[Items from a dataset]
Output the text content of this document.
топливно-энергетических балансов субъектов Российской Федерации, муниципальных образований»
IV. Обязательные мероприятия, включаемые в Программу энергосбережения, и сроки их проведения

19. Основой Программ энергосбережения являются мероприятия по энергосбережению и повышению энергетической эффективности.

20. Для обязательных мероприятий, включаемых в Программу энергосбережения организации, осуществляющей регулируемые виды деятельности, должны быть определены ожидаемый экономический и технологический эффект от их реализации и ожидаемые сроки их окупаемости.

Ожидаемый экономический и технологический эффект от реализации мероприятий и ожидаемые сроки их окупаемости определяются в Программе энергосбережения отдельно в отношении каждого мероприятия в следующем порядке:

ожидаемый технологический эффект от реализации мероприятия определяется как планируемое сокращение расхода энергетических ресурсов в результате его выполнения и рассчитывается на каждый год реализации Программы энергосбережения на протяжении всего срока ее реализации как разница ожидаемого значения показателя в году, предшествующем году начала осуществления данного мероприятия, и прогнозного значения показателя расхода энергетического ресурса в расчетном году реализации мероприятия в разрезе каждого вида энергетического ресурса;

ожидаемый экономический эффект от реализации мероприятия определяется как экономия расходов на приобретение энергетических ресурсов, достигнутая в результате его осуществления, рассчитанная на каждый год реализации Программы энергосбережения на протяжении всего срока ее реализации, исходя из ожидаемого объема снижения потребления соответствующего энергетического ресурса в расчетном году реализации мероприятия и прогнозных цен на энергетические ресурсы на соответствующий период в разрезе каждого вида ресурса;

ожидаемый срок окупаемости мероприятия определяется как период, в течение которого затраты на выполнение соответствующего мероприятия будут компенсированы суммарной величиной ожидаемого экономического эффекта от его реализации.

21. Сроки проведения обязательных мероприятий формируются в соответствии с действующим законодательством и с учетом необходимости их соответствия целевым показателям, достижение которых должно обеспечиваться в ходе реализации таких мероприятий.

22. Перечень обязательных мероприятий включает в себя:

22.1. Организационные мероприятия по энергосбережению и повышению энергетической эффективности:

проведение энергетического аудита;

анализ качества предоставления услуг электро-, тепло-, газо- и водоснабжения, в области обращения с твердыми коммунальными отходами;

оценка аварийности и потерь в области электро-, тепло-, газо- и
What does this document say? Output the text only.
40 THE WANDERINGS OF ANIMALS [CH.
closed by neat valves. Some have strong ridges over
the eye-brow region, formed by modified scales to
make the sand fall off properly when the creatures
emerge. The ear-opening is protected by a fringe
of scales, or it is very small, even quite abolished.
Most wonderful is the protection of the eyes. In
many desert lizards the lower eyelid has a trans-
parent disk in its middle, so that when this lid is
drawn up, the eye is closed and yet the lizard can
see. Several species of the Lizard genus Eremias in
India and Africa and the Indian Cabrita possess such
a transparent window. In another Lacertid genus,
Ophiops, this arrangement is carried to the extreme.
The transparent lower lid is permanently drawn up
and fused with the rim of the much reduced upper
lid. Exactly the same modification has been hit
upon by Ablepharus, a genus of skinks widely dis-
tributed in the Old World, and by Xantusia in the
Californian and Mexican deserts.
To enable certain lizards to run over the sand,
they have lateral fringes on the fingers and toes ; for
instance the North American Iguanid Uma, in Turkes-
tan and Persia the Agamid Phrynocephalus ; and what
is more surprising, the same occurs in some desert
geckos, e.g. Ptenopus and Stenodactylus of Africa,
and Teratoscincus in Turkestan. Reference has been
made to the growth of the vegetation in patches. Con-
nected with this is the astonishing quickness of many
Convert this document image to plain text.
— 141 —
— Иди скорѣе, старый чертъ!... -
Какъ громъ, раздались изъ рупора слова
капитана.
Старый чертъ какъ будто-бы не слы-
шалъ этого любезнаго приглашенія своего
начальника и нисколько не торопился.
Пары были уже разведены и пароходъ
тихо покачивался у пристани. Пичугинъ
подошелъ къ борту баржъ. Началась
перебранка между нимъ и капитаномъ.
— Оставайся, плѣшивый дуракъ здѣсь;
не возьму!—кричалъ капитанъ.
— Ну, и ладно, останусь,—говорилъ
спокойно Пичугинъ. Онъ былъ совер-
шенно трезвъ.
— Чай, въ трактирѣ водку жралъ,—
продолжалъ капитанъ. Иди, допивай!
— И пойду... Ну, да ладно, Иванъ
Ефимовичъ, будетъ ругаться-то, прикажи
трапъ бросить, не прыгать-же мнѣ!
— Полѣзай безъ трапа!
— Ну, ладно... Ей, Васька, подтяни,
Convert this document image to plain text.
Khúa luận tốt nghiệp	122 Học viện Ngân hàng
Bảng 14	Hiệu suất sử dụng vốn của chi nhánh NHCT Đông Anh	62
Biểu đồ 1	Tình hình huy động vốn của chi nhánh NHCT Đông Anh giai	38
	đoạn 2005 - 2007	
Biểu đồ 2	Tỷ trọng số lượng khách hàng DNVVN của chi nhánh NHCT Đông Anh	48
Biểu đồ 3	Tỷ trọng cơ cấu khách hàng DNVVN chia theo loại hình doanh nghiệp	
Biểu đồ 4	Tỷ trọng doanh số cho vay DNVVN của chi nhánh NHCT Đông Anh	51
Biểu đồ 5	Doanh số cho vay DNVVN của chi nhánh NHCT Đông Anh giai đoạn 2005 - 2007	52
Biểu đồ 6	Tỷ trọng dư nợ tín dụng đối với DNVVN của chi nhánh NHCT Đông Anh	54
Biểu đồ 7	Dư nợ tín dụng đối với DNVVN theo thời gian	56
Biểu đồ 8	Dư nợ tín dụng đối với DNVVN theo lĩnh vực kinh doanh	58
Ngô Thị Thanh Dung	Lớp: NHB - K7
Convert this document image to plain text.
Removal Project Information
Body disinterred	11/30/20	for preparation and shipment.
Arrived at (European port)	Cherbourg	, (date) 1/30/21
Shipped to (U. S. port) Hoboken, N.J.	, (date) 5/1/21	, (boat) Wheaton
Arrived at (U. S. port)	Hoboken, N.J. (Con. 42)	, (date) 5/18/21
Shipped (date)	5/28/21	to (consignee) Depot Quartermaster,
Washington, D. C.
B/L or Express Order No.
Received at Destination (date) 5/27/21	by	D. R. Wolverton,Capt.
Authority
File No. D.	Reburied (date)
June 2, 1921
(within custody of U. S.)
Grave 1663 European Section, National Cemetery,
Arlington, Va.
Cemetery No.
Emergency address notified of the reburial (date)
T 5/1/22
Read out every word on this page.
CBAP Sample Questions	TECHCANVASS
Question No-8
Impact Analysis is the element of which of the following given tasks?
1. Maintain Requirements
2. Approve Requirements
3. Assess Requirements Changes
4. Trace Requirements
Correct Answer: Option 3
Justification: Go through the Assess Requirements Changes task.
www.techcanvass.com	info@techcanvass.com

EXERCISE DESCRIPTION: Look through the entries and find each line that has the string "Africa". Copy those lines.

EXERCISE SOLUTION:
India and Africa and the Indian Cabrita possess such
geckos, e.g. Ptenopus and Stenodactylus of Africa,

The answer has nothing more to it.